• REQUIRED WORK: Return all lines in the material below that contain "type".

• RECORDED DATA:

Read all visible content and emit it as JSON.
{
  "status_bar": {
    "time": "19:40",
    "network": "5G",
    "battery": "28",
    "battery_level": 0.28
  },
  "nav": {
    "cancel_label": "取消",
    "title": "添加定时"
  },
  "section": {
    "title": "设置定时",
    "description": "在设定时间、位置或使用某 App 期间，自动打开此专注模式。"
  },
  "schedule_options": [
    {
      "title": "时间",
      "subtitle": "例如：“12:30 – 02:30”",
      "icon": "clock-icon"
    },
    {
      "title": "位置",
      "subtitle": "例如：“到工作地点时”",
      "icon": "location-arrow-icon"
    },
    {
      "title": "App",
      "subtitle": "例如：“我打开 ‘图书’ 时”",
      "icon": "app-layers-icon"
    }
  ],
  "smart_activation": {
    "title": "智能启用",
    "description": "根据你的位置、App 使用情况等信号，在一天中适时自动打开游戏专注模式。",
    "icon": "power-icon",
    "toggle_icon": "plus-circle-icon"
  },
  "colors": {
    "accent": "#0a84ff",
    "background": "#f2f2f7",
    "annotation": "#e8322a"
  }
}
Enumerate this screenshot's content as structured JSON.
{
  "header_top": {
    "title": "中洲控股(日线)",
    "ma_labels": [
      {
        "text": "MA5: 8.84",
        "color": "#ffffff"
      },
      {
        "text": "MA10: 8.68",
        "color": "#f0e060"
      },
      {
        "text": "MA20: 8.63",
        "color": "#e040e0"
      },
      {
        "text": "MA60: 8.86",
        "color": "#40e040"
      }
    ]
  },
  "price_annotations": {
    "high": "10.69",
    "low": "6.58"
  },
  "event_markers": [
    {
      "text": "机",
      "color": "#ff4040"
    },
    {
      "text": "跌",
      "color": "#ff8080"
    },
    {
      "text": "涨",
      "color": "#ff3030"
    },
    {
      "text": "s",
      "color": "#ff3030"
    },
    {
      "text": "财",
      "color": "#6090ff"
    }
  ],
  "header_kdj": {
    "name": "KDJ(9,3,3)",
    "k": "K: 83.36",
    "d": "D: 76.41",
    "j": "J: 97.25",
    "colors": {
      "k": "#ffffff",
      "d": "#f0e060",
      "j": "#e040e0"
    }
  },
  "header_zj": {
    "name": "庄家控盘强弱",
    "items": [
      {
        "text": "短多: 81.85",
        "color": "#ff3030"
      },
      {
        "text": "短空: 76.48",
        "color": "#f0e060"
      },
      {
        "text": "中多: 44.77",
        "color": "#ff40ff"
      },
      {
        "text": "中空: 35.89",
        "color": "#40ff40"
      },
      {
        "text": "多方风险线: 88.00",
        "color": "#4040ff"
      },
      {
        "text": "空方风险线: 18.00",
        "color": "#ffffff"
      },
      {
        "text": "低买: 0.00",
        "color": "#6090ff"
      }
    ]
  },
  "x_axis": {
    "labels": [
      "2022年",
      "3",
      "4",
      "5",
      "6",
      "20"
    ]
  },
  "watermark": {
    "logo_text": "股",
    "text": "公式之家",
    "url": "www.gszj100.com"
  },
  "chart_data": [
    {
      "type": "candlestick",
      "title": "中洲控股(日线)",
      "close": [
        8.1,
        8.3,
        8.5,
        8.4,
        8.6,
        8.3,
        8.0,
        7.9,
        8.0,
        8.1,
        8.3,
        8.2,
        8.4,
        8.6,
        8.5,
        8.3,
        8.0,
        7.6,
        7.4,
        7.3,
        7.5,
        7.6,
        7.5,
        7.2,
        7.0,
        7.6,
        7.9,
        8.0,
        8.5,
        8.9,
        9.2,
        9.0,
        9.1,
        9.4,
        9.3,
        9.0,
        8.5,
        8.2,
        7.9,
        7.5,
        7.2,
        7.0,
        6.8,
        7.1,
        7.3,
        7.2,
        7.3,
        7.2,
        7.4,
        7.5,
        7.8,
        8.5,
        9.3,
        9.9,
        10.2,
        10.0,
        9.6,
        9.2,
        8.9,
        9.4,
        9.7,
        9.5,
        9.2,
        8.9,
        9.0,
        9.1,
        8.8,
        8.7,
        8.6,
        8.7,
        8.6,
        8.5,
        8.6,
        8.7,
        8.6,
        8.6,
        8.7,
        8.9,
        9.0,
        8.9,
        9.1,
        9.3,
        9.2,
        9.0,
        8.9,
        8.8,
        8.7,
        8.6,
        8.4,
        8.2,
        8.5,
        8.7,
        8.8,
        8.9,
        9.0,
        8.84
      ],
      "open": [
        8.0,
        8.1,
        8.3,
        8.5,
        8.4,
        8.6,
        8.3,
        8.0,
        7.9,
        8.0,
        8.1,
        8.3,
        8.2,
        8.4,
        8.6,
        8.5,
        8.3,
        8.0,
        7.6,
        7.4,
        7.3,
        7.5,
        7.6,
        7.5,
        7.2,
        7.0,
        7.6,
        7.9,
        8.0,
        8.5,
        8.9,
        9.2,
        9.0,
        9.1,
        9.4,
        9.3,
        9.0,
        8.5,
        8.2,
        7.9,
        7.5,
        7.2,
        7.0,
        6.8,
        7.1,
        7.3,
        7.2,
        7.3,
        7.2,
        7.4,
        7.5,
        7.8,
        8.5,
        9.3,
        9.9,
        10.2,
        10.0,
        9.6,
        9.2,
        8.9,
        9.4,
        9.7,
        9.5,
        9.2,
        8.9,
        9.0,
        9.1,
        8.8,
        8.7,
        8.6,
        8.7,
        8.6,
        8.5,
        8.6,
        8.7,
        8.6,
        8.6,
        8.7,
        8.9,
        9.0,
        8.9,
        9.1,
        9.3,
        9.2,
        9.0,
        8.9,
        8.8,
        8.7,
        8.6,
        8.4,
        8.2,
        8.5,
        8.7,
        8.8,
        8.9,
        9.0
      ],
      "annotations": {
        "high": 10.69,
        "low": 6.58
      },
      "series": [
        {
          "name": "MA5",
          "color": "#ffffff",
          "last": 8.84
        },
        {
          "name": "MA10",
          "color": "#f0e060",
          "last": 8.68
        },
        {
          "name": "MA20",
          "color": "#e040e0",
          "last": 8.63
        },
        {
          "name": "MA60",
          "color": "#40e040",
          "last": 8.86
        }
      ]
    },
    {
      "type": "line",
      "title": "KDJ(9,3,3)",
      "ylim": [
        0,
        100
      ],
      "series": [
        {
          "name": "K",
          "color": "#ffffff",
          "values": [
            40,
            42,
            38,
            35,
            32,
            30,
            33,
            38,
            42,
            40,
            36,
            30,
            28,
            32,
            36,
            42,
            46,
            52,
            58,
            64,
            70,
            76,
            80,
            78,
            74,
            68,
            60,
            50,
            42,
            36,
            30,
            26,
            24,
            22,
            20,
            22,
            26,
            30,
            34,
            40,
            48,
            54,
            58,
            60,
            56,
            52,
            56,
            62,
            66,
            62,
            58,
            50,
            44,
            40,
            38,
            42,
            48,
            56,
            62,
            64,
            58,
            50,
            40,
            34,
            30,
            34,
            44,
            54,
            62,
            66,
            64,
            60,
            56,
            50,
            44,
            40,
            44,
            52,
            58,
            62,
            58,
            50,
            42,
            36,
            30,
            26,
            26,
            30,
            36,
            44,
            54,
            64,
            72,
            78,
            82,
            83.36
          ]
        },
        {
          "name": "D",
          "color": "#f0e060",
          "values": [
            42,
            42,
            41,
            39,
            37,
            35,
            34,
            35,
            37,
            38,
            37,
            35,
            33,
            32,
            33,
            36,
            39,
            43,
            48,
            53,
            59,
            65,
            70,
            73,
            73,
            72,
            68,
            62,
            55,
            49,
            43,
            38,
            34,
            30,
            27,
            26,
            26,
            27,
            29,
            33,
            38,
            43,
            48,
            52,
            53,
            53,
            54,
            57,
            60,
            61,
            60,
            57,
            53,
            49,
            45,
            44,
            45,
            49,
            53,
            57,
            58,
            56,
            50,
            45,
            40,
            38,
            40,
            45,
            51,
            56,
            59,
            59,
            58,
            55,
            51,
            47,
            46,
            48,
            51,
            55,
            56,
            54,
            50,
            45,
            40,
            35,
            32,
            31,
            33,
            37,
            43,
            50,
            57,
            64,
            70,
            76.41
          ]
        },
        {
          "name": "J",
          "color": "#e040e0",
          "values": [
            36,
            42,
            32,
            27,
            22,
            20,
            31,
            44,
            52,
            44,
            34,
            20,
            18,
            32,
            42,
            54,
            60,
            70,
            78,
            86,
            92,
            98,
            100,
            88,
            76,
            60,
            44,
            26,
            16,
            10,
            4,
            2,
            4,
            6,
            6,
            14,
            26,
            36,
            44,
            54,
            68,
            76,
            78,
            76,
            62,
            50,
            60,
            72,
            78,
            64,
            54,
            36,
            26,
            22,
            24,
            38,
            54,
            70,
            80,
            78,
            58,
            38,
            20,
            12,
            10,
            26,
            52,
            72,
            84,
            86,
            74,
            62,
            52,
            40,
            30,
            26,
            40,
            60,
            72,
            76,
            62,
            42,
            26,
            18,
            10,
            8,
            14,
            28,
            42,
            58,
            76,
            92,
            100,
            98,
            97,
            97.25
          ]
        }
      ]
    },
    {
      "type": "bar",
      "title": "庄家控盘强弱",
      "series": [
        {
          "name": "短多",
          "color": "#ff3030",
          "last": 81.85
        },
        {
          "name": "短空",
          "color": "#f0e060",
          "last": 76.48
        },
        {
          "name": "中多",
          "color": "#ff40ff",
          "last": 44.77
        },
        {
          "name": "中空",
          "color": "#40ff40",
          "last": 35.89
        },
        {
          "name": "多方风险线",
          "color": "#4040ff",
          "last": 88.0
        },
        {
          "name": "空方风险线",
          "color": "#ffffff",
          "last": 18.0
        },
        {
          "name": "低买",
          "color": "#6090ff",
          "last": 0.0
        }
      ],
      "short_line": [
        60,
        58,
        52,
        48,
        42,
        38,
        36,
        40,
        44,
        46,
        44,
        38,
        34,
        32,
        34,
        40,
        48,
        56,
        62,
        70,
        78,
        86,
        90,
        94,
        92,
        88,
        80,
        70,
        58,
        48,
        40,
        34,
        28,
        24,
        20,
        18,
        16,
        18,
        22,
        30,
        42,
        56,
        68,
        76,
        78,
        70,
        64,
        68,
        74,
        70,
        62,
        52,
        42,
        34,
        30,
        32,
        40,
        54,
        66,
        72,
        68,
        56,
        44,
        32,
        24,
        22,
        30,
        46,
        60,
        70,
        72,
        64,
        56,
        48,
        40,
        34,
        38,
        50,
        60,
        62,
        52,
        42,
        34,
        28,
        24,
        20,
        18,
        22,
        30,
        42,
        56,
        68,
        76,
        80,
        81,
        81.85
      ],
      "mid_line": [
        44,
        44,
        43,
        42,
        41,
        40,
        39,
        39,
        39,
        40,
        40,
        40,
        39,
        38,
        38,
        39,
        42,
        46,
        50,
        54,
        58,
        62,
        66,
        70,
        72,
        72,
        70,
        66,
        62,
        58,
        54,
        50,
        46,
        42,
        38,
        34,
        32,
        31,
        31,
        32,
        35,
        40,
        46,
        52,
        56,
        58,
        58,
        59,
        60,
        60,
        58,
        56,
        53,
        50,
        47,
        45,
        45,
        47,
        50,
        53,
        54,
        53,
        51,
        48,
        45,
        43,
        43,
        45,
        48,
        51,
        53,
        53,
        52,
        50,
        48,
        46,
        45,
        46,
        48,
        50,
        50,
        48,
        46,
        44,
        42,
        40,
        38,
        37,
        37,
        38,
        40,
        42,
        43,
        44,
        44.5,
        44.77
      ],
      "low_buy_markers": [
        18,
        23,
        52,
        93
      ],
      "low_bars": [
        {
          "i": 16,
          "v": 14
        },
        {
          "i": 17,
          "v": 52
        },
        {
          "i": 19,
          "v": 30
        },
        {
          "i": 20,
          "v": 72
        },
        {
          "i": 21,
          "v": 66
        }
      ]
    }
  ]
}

• EXPECTED ANSWER:
      "type": "candlestick",
      "type": "line",
      "type": "bar",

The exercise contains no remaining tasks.